Work to do — Reproduce the records below exactly as they appear.

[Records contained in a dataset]

..............................

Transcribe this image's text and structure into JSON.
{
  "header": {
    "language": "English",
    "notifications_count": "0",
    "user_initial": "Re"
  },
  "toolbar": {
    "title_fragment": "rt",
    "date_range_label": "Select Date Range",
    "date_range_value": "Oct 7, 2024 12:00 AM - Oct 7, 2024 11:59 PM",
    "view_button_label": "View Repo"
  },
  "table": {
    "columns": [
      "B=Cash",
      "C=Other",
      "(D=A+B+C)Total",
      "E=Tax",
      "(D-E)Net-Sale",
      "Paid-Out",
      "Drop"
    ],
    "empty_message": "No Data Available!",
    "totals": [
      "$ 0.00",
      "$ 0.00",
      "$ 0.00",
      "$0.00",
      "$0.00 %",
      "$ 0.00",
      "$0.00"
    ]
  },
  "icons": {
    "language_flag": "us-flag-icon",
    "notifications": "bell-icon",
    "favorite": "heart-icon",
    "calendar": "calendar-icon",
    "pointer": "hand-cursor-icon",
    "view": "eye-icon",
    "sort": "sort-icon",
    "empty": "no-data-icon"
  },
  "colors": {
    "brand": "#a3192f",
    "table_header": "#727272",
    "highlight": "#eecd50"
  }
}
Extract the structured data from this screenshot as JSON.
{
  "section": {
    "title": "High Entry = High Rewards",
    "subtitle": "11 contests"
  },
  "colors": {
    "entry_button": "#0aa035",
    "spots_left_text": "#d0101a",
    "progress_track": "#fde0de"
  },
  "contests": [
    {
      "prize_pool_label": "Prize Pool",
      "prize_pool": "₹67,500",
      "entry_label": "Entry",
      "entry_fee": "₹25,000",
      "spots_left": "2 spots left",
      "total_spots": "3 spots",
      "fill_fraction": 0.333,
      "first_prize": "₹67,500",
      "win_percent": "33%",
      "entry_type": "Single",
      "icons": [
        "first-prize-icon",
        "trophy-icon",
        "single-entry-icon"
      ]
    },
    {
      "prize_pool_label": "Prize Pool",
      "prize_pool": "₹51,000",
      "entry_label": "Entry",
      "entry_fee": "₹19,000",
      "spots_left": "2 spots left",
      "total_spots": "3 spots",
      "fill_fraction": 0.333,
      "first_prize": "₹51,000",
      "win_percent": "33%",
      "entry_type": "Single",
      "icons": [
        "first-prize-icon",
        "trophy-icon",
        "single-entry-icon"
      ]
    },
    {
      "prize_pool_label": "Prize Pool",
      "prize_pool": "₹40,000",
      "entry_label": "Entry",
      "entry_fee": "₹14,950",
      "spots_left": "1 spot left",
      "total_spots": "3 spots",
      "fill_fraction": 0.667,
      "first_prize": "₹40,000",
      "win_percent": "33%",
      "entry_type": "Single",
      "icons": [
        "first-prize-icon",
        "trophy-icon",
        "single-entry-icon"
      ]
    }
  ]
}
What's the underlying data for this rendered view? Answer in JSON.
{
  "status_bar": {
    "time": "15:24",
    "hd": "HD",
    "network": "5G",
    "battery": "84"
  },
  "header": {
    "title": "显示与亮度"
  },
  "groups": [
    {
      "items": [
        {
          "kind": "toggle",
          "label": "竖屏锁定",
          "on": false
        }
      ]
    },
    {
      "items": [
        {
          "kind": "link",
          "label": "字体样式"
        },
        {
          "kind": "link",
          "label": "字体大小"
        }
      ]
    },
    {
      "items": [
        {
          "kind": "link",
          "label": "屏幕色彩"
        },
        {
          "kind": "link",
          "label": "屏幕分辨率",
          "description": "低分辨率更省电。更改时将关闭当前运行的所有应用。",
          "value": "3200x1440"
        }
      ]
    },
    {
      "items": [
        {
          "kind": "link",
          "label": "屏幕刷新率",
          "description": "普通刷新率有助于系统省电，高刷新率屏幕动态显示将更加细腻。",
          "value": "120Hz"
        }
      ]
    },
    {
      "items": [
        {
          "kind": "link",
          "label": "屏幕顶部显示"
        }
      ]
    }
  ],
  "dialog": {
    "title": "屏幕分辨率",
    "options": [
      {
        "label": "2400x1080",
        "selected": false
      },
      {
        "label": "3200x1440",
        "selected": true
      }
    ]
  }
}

..............................

Exercise answer —
Transcribe this image's text and structure into JSON.
{
  "header": {
    "language": "English",
    "notifications_count": "0",
    "user_initial": "Re"
  },
  "toolbar": {
    "title_fragment": "rt",
    "date_range_label": "Select Date Range",
    "date_range_value": "Oct 7, 2024 12:00 AM - Oct 7, 2024 11:59 PM",
    "view_button_label": "View Repo"
  },
  "table": {
    "columns": [
      "B=Cash",
      "C=Other",
      "(D=A+B+C)Total",
      "E=Tax",
      "(D-E)Net-Sale",
      "Paid-Out",
      "Drop"
    ],
    "empty_message": "No Data Available!",
    "totals": [
      "$ 0.00",
      "$ 0.00",
      "$ 0.00",
      "$0.00",
      "$0.00 %",
      "$ 0.00",
      "$0.00"
    ]
  },
  "icons": {
    "language_flag": "us-flag-icon",
    "notifications": "bell-icon",
    "favorite": "heart-icon",
    "calendar": "calendar-icon",
    "pointer": "hand-cursor-icon",
    "view": "eye-icon",
    "sort": "sort-icon",
    "empty": "no-data-icon"
  },
  "colors": {
    "brand": "#a3192f",
    "table_header": "#727272",
    "highlight": "#eecd50"
  }
}
Extract the structured data from this screenshot as JSON.
{
  "section": {
    "title": "High Entry = High Rewards",
    "subtitle": "11 contests"
  },
  "colors": {
    "entry_button": "#0aa035",
    "spots_left_text": "#d0101a",
    "progress_track": "#fde0de"
  },
  "contests": [
    {
      "prize_pool_label": "Prize Pool",
      "prize_pool": "₹67,500",
      "entry_label": "Entry",
      "entry_fee": "₹25,000",
      "spots_left": "2 spots left",
      "total_spots": "3 spots",
      "fill_fraction": 0.333,
      "first_prize": "₹67,500",
      "win_percent": "33%",
      "entry_type": "Single",
      "icons": [
        "first-prize-icon",
        "trophy-icon",
        "single-entry-icon"
      ]
    },
    {
      "prize_pool_label": "Prize Pool",
      "prize_pool": "₹51,000",
      "entry_label": "Entry",
      "entry_fee": "₹19,000",
      "spots_left": "2 spots left",
      "total_spots": "3 spots",
      "fill_fraction": 0.333,
      "first_prize": "₹51,000",
      "win_percent": "33%",
      "entry_type": "Single",
      "icons": [
        "first-prize-icon",
        "trophy-icon",
        "single-entry-icon"
      ]
    },
    {
      "prize_pool_label": "Prize Pool",
      "prize_pool": "₹40,000",
      "entry_label": "Entry",
      "entry_fee": "₹14,950",
      "spots_left": "1 spot left",
      "total_spots": "3 spots",
      "fill_fraction": 0.667,
      "first_prize": "₹40,000",
      "win_percent": "33%",
      "entry_type": "Single",
      "icons": [
        "first-prize-icon",
        "trophy-icon",
        "single-entry-icon"
      ]
    }
  ]
}
What's the underlying data for this rendered view? Answer in JSON.
{
  "status_bar": {
    "time": "15:24",
    "hd": "HD",
    "network": "5G",
    "battery": "84"
  },
  "header": {
    "title": "显示与亮度"
  },
  "groups": [
    {
      "items": [
        {
          "kind": "toggle",
          "label": "竖屏锁定",
          "on": false
        }
      ]
    },
    {
      "items": [
        {
          "kind": "link",
          "label": "字体样式"
        },
        {
          "kind": "link",
          "label": "字体大小"
        }
      ]
    },
    {
      "items": [
        {
          "kind": "link",
          "label": "屏幕色彩"
        },
        {
          "kind": "link",
          "label": "屏幕分辨率",
          "description": "低分辨率更省电。更改时将关闭当前运行的所有应用。",
          "value": "3200x1440"
        }
      ]
    },
    {
      "items": [
        {
          "kind": "link",
          "label": "屏幕刷新率",
          "description": "普通刷新率有助于系统省电，高刷新率屏幕动态显示将更加细腻。",
          "value": "120Hz"
        }
      ]
    },
    {
      "items": [
        {
          "kind": "link",
          "label": "屏幕顶部显示"
        }
      ]
    }
  ],
  "dialog": {
    "title": "屏幕分辨率",
    "options": [
      {
        "label": "2400x1080",
        "selected": false
      },
      {
        "label": "3200x1440",
        "selected": true
      }
    ]
  }
}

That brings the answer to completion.